Pull every line of the entries that has the word "Seats".

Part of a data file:
-- -- --

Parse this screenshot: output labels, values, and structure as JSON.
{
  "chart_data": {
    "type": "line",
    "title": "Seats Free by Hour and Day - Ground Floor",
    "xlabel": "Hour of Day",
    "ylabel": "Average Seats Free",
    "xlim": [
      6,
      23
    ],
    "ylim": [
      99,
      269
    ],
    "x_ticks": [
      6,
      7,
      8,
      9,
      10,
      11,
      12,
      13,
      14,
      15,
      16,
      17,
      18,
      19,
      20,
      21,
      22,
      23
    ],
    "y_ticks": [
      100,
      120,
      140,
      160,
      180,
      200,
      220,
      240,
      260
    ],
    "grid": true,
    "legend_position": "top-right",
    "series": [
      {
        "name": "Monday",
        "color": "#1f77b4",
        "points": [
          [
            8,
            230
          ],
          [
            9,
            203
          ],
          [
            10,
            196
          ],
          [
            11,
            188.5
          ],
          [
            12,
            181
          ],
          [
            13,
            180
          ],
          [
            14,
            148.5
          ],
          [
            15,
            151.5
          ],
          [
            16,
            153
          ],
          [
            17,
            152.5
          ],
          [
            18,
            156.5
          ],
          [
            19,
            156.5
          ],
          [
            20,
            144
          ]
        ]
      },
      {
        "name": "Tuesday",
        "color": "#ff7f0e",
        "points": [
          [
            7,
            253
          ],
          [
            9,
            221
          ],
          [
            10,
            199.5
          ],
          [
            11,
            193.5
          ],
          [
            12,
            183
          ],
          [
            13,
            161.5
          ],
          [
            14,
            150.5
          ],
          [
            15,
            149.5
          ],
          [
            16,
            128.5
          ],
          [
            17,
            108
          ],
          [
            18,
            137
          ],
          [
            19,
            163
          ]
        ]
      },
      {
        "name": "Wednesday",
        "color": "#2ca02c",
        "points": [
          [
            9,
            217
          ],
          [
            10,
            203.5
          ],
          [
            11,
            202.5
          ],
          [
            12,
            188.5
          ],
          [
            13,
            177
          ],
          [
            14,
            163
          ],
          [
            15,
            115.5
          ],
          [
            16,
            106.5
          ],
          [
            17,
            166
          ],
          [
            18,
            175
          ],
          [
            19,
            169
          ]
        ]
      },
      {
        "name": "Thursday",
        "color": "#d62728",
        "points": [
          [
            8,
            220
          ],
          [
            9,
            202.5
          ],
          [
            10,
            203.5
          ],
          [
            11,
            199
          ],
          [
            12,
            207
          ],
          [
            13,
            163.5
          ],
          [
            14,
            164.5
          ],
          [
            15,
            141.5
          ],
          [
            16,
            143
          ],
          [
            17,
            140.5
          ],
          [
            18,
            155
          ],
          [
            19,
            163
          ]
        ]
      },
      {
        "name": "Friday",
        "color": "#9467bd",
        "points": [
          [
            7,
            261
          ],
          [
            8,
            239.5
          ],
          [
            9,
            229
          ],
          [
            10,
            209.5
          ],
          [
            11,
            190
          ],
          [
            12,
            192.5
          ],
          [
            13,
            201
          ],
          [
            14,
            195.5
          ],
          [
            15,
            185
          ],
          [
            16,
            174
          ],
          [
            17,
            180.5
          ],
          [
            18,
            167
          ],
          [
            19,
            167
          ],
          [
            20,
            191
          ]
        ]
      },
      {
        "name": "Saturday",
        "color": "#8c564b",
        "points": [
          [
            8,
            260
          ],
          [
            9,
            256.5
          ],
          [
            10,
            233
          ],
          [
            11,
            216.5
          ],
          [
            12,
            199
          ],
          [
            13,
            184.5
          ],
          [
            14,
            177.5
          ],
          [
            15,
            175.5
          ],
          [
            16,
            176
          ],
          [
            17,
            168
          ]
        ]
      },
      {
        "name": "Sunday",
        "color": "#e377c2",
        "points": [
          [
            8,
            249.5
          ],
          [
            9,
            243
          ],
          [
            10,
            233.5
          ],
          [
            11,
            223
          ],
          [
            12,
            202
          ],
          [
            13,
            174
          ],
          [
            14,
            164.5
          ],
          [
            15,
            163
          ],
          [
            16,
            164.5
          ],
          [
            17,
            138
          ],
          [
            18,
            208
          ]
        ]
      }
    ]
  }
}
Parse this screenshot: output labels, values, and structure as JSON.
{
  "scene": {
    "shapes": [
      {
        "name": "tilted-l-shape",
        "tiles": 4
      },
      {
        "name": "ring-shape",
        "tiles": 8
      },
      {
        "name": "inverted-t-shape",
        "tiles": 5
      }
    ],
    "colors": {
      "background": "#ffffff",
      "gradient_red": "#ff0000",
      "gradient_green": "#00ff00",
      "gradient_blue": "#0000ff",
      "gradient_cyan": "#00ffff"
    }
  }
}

-- -- --

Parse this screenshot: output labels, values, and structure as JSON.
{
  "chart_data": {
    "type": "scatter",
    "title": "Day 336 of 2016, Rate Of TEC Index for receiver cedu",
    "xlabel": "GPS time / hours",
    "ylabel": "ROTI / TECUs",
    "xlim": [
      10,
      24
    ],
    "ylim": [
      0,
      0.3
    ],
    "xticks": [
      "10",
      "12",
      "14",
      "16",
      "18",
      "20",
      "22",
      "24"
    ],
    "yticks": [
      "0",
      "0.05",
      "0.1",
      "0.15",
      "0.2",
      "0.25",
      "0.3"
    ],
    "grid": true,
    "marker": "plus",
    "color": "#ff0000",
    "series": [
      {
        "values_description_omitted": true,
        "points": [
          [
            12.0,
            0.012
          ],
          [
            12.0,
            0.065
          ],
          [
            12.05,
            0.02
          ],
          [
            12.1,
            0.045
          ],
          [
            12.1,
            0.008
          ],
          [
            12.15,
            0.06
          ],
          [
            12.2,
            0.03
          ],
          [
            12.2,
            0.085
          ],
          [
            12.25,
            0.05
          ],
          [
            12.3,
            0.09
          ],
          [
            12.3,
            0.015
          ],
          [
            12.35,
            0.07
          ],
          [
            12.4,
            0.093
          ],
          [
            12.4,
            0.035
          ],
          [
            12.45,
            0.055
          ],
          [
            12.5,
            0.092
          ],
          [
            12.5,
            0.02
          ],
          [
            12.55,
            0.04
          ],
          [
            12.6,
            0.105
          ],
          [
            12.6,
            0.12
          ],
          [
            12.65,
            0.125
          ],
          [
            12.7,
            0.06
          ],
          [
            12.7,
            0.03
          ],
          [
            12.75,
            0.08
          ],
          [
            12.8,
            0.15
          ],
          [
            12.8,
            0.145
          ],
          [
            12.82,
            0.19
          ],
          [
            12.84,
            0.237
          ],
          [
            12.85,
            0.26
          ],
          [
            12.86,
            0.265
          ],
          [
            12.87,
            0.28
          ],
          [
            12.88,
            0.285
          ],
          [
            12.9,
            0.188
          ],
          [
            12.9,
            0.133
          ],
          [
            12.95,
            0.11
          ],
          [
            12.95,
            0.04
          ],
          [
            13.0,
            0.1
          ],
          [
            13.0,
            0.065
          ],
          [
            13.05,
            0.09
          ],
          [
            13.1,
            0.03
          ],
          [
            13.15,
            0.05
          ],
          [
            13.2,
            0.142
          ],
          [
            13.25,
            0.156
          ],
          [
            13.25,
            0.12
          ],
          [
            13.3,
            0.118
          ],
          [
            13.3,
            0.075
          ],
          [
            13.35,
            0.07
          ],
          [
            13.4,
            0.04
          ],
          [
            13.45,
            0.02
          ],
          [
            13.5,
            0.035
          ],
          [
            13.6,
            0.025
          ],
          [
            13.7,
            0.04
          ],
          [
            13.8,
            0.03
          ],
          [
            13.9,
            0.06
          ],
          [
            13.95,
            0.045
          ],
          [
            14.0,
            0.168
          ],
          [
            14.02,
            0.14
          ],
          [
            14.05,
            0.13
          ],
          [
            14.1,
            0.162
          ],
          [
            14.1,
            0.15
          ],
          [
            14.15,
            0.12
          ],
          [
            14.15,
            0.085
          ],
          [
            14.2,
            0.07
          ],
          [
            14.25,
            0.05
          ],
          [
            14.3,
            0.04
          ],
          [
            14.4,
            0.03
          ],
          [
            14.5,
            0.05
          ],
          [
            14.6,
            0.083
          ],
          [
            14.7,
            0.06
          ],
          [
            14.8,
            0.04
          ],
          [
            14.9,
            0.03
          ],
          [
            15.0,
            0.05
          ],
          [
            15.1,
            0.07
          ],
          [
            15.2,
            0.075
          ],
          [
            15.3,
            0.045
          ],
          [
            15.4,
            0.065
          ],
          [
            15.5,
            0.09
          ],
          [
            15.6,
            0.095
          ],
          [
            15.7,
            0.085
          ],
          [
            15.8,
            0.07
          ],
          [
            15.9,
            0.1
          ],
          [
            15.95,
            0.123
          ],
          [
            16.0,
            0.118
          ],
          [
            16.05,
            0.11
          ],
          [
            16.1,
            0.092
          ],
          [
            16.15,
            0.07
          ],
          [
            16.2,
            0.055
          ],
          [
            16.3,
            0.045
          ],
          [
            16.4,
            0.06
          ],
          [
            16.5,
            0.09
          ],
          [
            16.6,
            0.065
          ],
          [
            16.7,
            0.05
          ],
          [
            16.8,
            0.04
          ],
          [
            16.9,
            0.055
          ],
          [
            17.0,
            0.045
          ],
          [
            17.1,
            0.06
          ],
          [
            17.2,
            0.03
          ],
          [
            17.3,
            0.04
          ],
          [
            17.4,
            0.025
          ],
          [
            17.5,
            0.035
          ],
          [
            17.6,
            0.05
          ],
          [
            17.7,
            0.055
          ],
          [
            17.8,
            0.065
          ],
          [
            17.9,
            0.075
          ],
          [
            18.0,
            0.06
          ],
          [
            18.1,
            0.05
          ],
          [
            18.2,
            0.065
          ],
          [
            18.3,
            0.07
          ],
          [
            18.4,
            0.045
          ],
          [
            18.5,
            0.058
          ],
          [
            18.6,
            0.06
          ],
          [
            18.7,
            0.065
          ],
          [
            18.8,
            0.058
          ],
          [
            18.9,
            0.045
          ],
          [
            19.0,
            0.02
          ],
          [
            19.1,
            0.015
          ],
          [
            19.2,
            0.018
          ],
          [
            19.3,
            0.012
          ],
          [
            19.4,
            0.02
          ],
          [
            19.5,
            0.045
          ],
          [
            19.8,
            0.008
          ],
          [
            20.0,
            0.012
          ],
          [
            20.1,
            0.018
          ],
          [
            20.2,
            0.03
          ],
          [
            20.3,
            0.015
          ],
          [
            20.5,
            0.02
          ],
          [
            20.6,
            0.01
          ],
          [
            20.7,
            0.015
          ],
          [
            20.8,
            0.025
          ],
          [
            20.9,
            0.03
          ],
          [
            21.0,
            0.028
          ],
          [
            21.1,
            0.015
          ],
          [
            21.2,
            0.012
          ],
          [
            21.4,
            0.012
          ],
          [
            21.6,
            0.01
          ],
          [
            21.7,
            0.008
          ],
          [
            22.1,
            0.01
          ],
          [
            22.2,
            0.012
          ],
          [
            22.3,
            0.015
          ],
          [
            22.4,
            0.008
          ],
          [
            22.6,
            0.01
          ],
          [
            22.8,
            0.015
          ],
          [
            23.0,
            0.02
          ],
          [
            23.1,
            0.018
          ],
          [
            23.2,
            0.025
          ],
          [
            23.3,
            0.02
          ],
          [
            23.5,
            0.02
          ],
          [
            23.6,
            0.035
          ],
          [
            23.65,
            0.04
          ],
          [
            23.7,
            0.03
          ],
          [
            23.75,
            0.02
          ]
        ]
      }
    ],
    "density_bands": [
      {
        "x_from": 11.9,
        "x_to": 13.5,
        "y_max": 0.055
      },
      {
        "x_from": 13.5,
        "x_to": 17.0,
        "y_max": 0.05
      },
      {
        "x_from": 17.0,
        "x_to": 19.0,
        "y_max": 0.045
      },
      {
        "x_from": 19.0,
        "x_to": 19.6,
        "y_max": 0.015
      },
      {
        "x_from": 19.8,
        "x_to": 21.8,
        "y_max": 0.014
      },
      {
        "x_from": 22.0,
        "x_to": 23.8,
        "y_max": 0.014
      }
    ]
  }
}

-- -- --

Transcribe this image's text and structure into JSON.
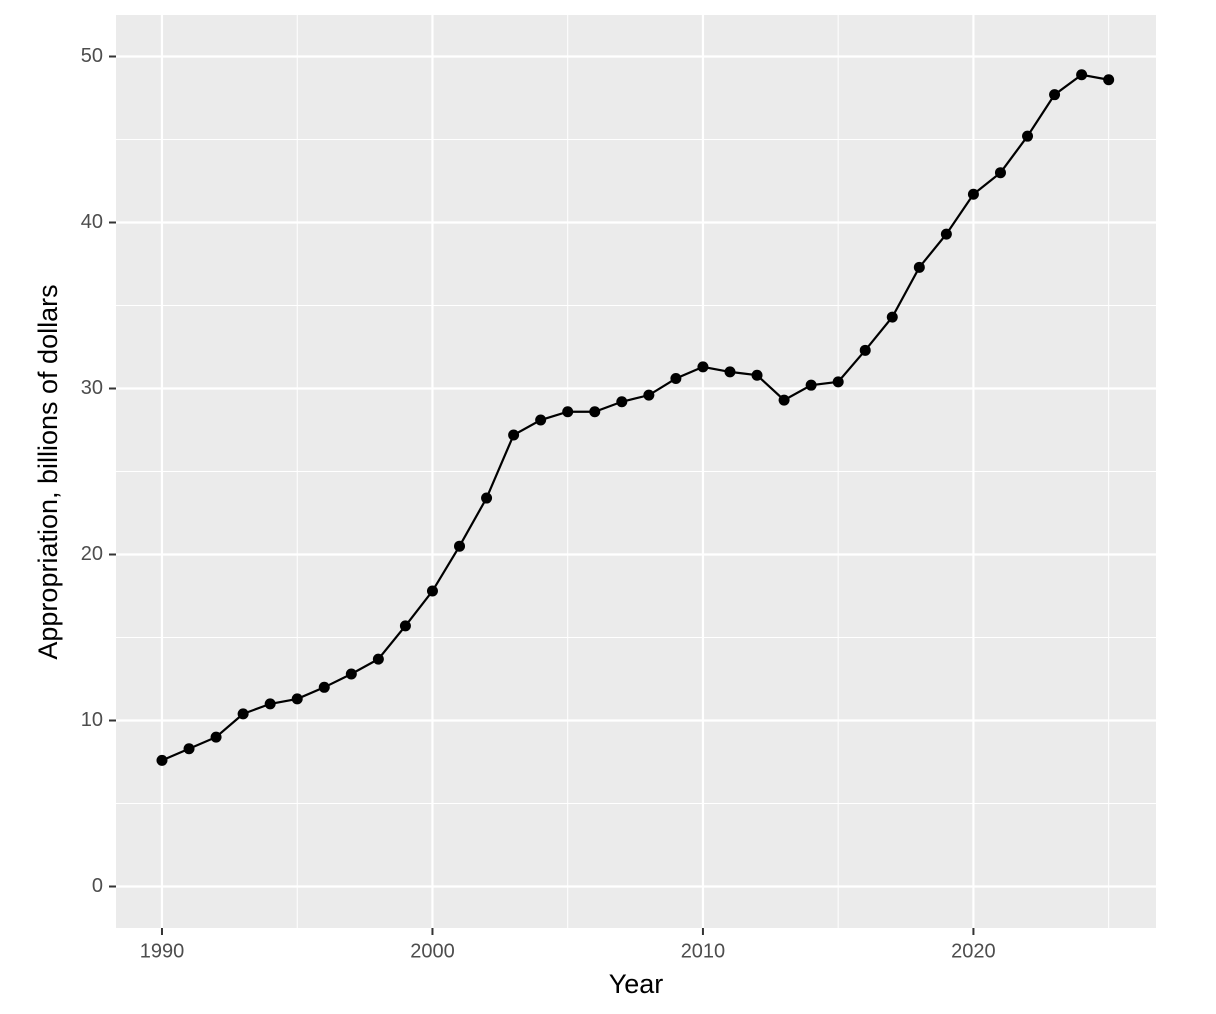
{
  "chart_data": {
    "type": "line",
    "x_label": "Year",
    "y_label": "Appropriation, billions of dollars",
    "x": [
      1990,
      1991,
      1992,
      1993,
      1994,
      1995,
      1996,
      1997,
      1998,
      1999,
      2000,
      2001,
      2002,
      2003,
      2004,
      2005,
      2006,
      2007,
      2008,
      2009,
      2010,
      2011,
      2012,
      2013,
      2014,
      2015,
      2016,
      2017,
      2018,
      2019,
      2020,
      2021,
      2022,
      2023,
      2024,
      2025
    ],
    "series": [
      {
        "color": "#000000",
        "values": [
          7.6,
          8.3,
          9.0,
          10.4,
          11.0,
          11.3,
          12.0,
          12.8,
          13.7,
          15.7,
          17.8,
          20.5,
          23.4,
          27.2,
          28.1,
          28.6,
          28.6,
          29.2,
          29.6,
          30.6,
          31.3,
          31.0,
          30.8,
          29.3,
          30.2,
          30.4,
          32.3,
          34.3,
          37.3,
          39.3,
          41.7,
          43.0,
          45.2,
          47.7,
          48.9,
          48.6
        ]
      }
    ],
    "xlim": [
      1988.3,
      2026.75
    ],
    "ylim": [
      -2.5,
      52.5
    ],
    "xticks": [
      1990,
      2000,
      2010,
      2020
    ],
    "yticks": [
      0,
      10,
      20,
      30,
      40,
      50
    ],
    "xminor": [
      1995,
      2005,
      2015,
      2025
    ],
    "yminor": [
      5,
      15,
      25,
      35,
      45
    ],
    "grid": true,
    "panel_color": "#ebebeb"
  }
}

-- -- --

■ **Expected output**
    "title": "Seats Free by Hour and Day - Ground Floor",
    "ylabel": "Average Seats Free",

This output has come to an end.